Set problem: Scan the entries below and extract each line with the word "paksu" in it.

Records for the task:
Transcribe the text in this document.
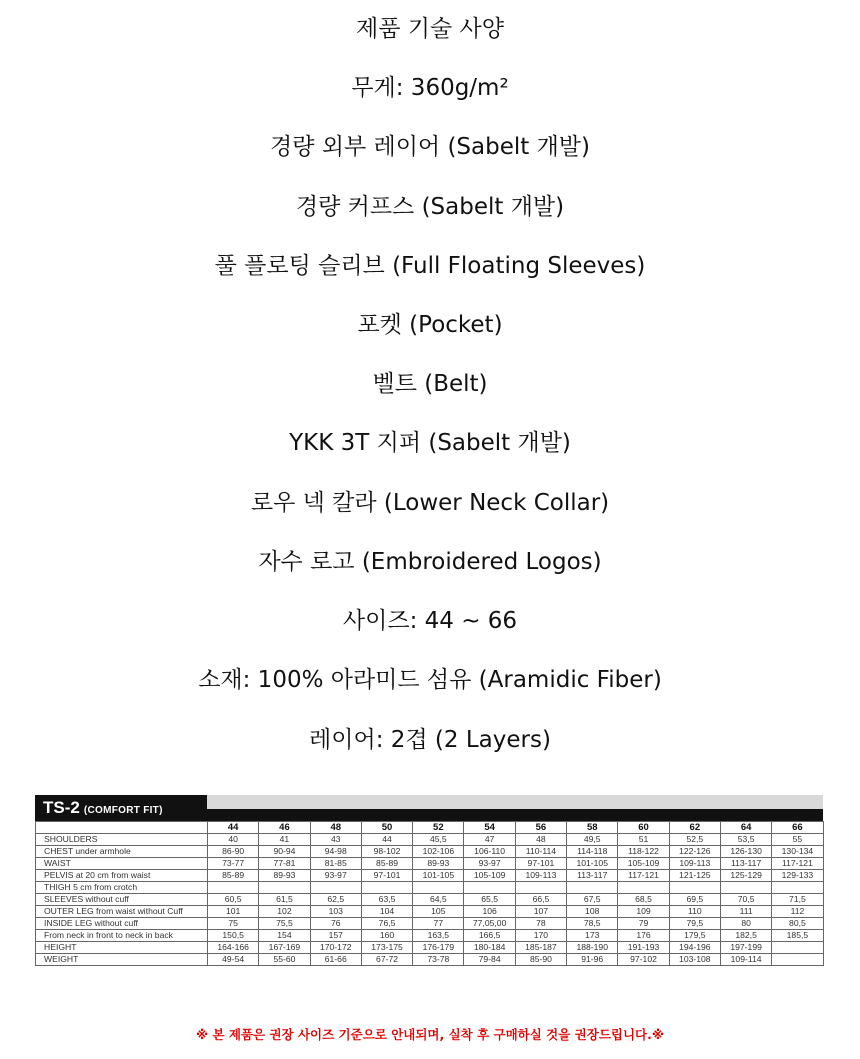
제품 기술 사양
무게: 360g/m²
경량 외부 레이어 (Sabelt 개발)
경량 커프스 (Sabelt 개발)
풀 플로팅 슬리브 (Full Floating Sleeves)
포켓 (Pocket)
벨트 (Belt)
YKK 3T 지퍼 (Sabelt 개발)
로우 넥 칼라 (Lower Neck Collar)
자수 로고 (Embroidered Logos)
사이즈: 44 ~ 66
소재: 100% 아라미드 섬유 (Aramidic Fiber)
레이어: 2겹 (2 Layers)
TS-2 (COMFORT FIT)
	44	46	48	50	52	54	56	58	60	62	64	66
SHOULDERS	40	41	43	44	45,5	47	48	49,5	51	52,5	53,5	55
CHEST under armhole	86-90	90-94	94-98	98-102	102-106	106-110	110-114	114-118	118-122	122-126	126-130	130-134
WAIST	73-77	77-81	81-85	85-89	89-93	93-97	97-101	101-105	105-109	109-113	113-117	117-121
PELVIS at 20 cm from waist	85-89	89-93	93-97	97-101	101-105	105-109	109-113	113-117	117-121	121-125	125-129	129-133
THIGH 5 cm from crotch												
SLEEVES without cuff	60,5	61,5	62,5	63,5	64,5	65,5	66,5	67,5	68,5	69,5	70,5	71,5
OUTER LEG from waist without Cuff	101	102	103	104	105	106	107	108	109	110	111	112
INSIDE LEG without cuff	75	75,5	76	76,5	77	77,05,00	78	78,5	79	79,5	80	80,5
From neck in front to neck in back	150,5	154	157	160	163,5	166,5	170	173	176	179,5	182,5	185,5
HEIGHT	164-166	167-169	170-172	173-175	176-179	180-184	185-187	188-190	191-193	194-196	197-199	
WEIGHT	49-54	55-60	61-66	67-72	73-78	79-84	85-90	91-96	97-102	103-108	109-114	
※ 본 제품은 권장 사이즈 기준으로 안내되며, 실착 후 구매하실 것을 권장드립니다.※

...

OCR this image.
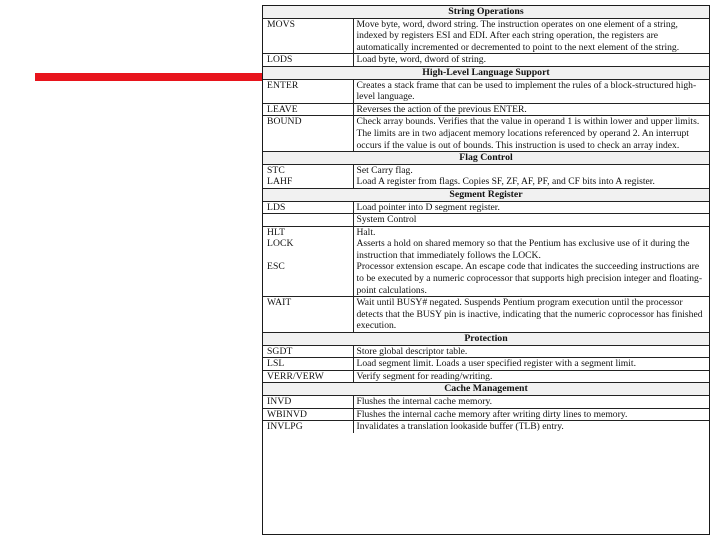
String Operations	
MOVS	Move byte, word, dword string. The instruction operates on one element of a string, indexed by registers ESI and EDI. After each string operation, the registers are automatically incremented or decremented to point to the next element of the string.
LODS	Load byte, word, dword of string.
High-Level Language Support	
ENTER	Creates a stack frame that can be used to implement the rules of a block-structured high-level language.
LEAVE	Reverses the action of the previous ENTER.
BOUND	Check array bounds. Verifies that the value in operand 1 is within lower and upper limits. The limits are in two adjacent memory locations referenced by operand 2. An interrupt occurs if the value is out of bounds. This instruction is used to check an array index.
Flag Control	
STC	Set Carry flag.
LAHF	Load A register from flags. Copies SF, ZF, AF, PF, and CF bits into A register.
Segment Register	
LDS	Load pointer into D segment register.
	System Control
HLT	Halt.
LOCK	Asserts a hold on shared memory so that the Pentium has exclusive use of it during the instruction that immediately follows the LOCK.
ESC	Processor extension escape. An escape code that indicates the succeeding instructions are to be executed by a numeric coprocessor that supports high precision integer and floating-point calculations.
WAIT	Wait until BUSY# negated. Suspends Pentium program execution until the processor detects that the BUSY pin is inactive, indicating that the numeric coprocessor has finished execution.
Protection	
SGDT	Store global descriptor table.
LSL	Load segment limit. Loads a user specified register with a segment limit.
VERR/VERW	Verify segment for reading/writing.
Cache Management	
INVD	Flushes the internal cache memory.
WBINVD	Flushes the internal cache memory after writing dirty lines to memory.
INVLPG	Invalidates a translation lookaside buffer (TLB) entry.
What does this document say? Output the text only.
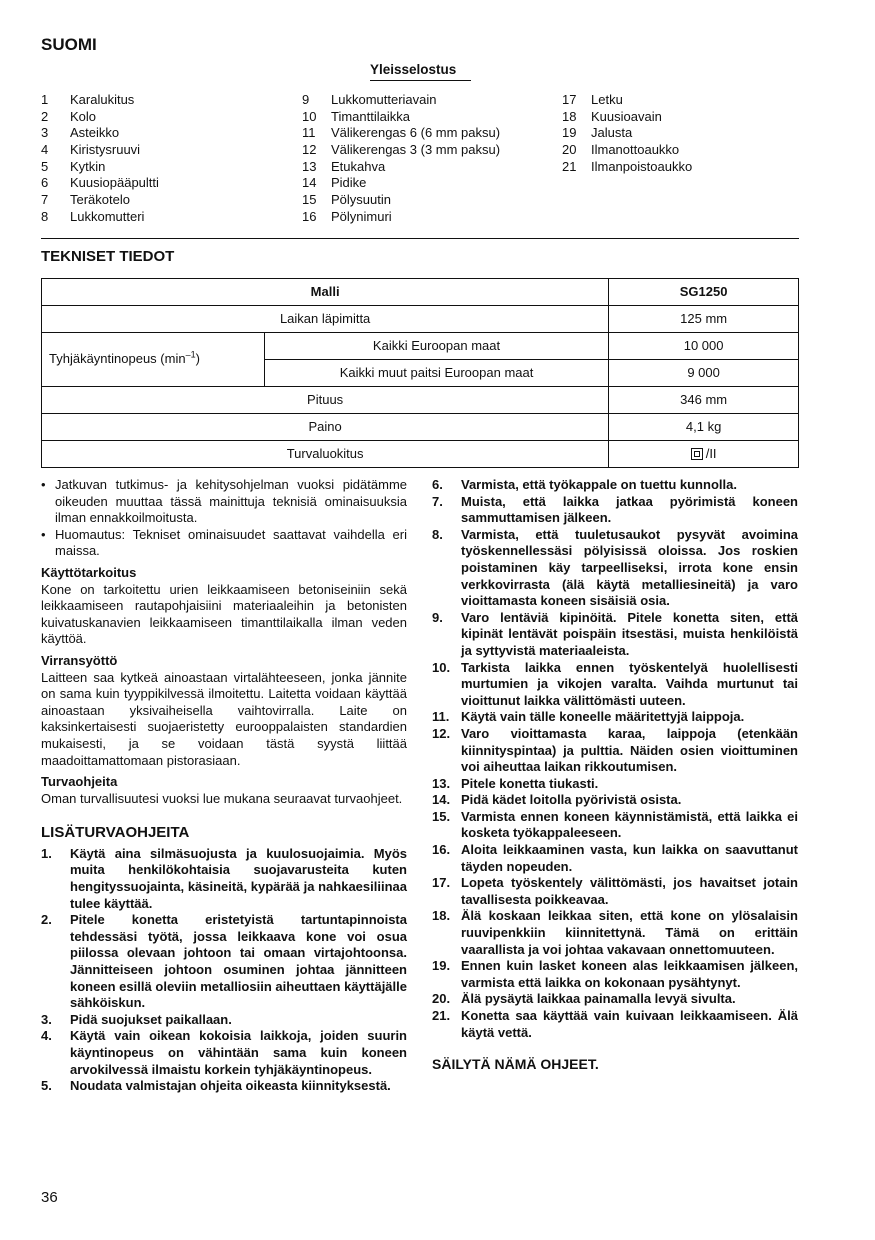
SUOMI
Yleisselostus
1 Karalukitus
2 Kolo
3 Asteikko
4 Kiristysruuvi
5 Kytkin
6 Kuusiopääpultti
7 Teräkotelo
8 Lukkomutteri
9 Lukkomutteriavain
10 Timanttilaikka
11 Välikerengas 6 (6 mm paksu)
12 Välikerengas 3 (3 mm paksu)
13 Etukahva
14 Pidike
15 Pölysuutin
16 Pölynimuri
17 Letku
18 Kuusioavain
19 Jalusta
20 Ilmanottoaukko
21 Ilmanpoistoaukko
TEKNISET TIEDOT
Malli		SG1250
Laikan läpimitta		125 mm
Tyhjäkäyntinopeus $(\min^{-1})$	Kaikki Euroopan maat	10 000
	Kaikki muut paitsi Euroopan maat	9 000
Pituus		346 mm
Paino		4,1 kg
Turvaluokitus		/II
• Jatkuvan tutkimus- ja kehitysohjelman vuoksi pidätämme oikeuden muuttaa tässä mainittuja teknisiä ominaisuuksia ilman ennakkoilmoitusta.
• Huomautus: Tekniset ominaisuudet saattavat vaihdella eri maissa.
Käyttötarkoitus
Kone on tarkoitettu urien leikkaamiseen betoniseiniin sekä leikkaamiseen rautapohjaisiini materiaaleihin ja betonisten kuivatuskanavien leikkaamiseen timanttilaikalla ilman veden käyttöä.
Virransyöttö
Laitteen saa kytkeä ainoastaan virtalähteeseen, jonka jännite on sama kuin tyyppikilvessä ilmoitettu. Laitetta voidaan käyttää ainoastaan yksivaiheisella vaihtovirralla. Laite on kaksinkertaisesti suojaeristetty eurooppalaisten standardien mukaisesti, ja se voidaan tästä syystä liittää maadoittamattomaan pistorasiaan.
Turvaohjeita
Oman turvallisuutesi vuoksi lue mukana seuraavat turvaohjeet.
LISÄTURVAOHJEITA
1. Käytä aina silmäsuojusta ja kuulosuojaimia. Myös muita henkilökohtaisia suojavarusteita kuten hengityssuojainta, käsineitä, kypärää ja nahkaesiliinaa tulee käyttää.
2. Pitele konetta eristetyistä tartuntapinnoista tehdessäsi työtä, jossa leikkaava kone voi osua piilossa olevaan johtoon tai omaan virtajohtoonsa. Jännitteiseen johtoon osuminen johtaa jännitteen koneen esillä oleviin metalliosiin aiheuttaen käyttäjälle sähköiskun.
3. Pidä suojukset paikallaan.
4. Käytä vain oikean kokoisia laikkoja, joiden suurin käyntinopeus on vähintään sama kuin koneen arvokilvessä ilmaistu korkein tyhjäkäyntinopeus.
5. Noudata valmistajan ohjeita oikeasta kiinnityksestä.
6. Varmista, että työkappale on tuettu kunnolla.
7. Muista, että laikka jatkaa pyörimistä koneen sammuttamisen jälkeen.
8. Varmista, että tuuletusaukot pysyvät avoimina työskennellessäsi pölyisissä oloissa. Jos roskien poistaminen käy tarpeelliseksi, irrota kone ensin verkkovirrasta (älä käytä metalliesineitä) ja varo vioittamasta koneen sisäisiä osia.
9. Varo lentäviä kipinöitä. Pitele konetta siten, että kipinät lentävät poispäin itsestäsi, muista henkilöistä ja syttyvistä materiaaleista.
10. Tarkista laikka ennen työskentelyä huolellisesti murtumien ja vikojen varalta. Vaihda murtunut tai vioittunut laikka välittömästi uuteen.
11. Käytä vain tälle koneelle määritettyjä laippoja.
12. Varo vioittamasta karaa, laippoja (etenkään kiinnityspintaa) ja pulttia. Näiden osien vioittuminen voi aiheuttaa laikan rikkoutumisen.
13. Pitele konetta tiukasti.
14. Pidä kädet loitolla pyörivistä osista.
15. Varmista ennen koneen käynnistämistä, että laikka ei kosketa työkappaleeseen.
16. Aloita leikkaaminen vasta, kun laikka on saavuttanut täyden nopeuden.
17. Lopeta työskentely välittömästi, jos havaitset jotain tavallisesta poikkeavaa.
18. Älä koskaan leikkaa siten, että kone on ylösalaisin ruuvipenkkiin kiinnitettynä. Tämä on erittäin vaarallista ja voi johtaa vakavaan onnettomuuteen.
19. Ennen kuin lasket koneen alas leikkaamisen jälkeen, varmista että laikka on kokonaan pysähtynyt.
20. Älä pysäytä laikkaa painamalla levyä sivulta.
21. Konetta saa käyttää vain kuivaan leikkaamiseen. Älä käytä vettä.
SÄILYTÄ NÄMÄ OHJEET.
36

Expected answer:
11 Välikerengas 6 (6 mm paksu)
12 Välikerengas 3 (3 mm paksu)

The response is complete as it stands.